__COMPITI DA SVOLGERE__.
1 - Trascrivi il brano sulle miniere di Sardegna partendo dalle parole "Le miniere di" e fermandoti dopo le parole "della miniera dell’Argentiera).".
2 - Secondo il brano sulle miniere di Sardegna, verso quali zone veniva esportata l'ossidiana del Monte Arci?

Le miniere di Sardegna, isola dalle vene d’argento

Il sottosuolo sardo è sempre stato ricco di minerali e i colori delle sue rocce sono una testimonianza comprensibile anche per i più distratti, si pensi per esempio alle rocce rosse di Arbatax. Lo sapevano bene gli antichi mercanti e conquistatori che in tempi assai remoti frequentavano le coste dell’Isola attirati dalle formidabili ricchezze del sottosuolo. Testimonianza dell’antica lavorazione dei metalli sono i numerosi manufatti risalenti alla preistoria, mentre in epoche più recenti con il nome si è legato il luogo estrattivo al suo minerale, si pensi ad Argentiera, Montiferru, Capo Ferrato per citarne alcuni (qui sotto un’immagine della miniera dell’Argentiera).

Miniera dell'Argentiera

In tutte le epoche, contrassegnate da una specifica dominazione, la Sardegna ha conosciuto fasi più o meno intense di sfruttamento.

Nella preistoria intorno al sesto millennio a.C. con l’attività di estrazione dell’ossidiana, alle pendici del Monte Arci (nell’oristanese, la parte centro-occidentale dell’isola), divenuto uno dei più importanti centri mediterranei di estrazione e lavorazione di questo vetro vulcanico, sono stati individuati almeno settanta centri di lavorazione e circa 160 insediamenti stabili o temporanei dai quali l’ossidiana veniva poi esportata verso la Francia meridionale e l’Italia Settentrionale.

__BLOCCO DATI__.
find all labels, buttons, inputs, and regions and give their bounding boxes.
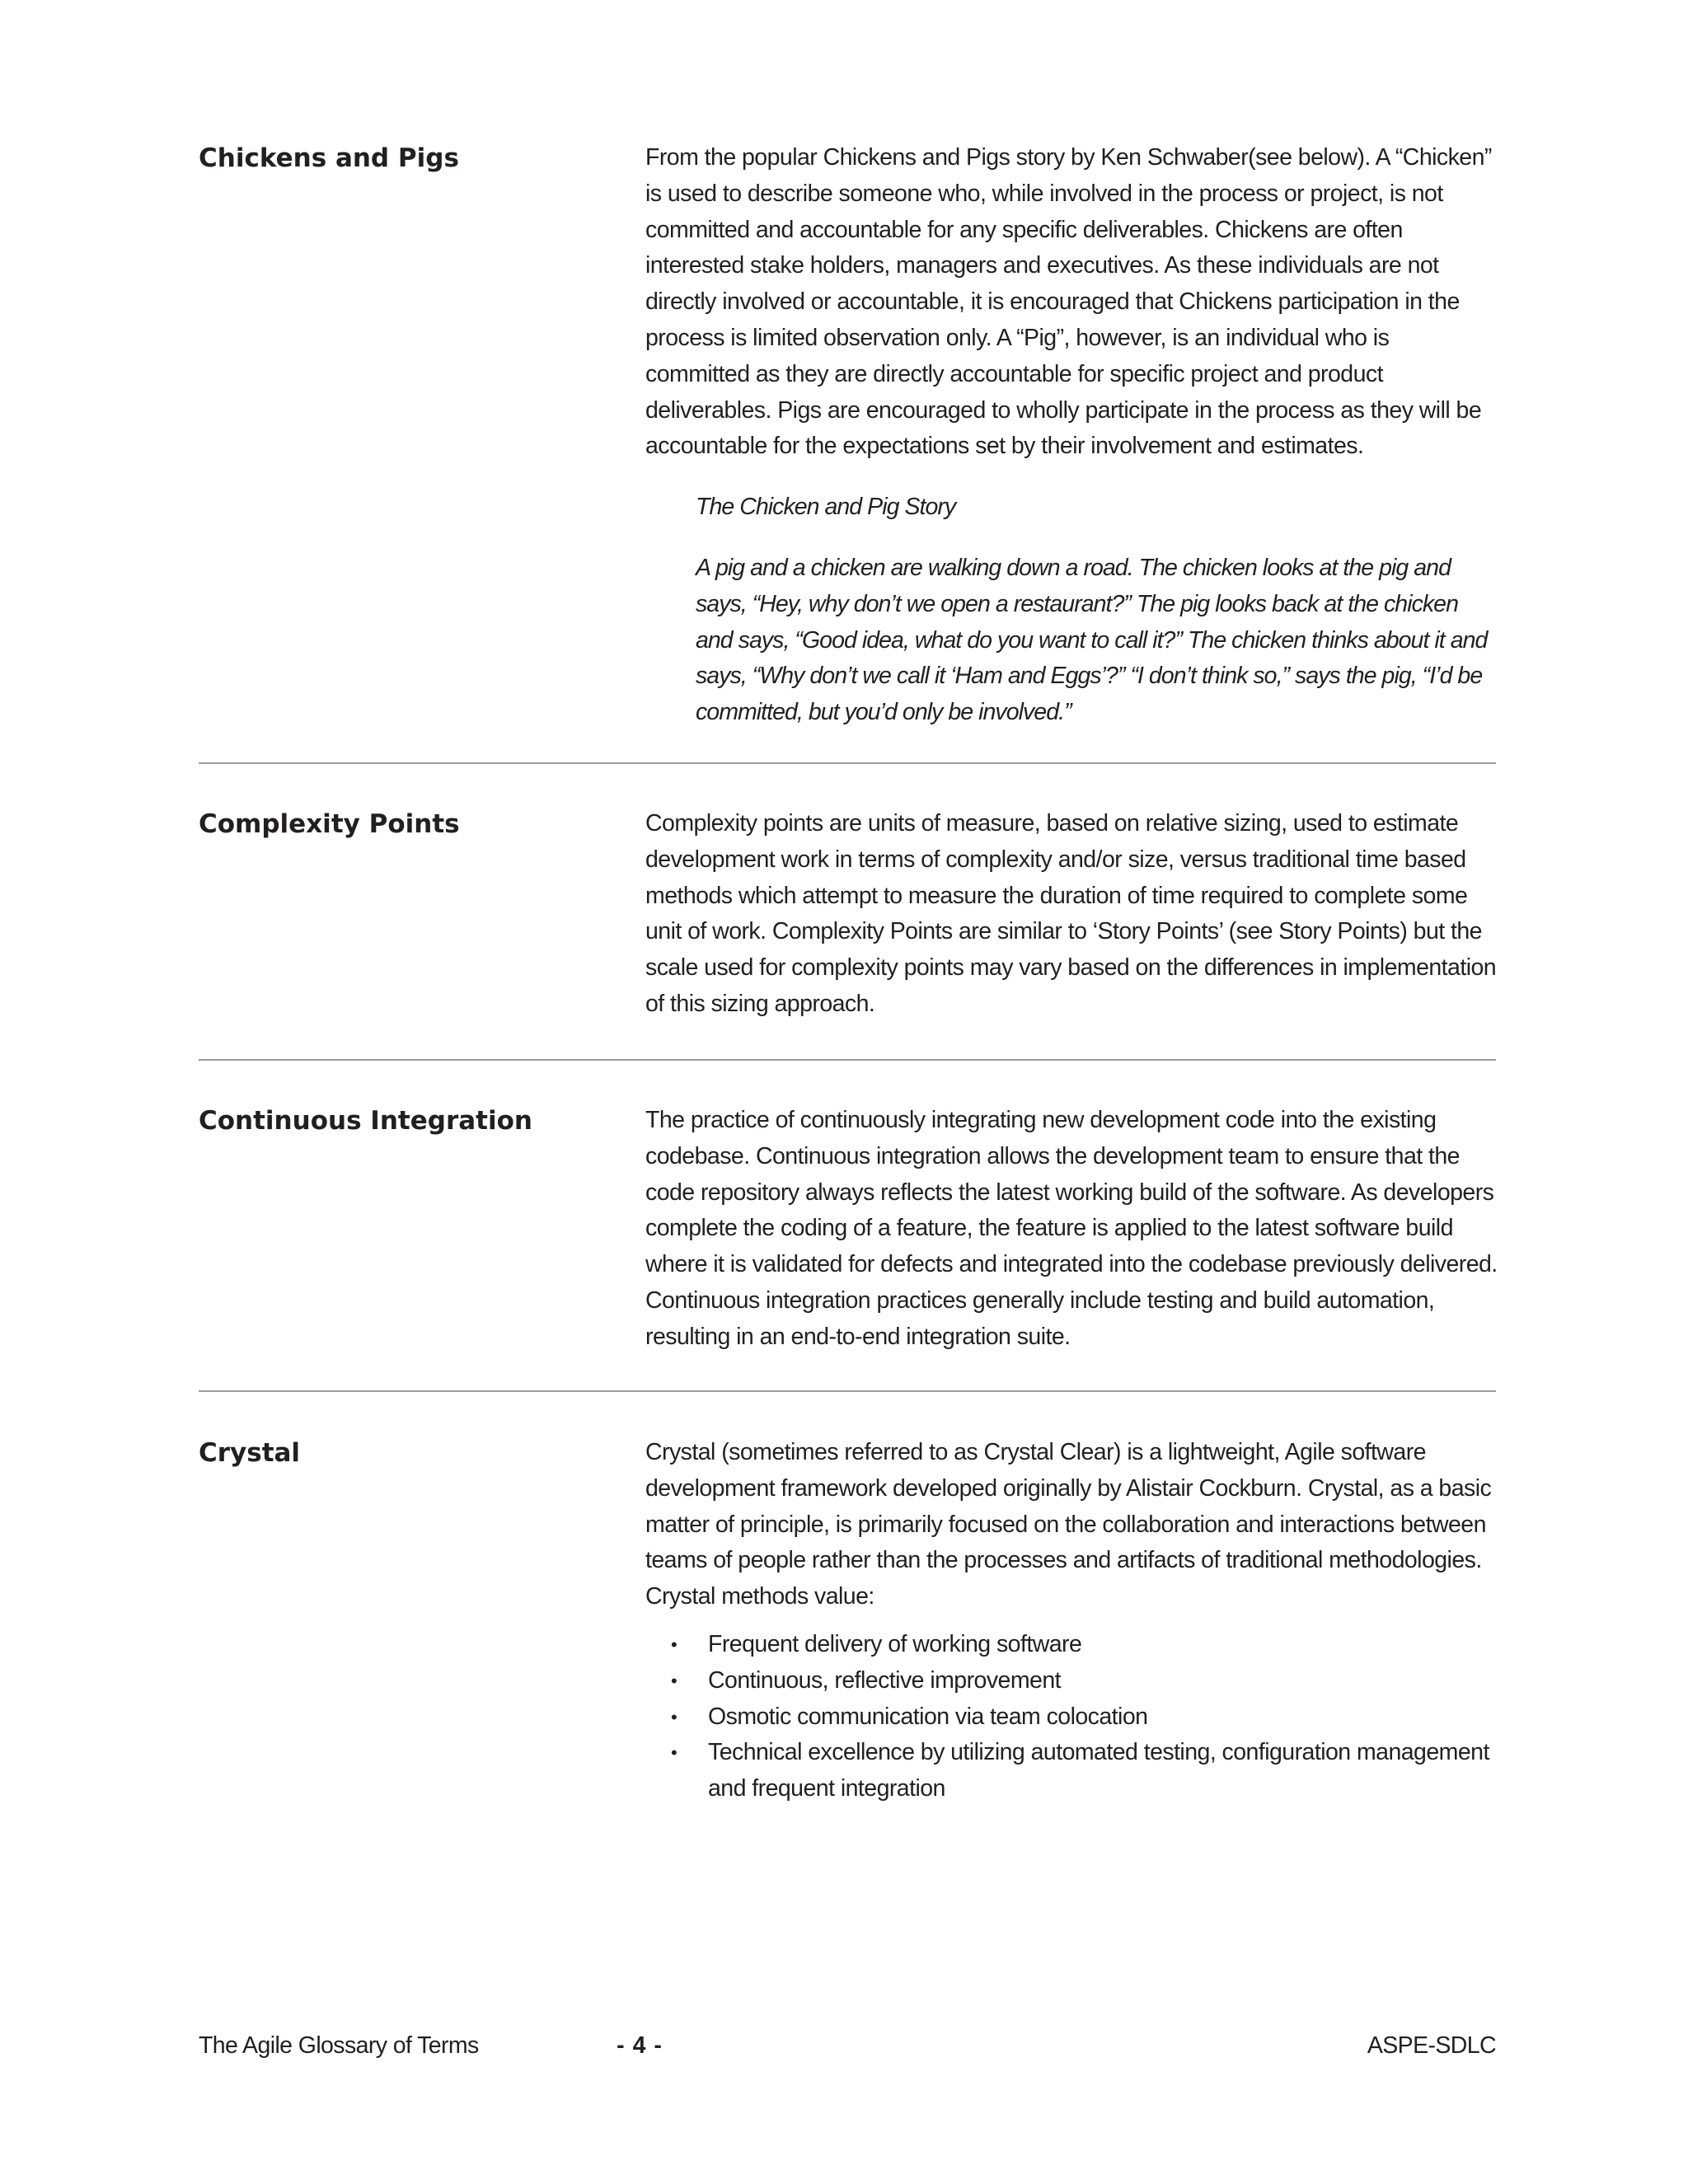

__RISPOSTE AI COMPITI__.
1 -
Le miniere di Sardegna, isola dalle vene d’argento

Il sottosuolo sardo è sempre stato ricco di minerali e i colori delle sue rocce sono una testimonianza comprensibile anche per i più distratti, si pensi per esempio alle rocce rosse di Arbatax. Lo sapevano bene gli antichi mercanti e conquistatori che in tempi assai remoti frequentavano le coste dell’Isola attirati dalle formidabili ricchezze del sottosuolo. Testimonianza dell’antica lavorazione dei metalli sono i numerosi manufatti risalenti alla preistoria, mentre in epoche più recenti con il nome si è legato il luogo estrattivo al suo minerale, si pensi ad Argentiera, Montiferru, Capo Ferrato per citarne alcuni (qui sotto un’immagine della miniera dell’Argentiera).

2 - Verso la Francia meridionale e l'Italia Settentrionale.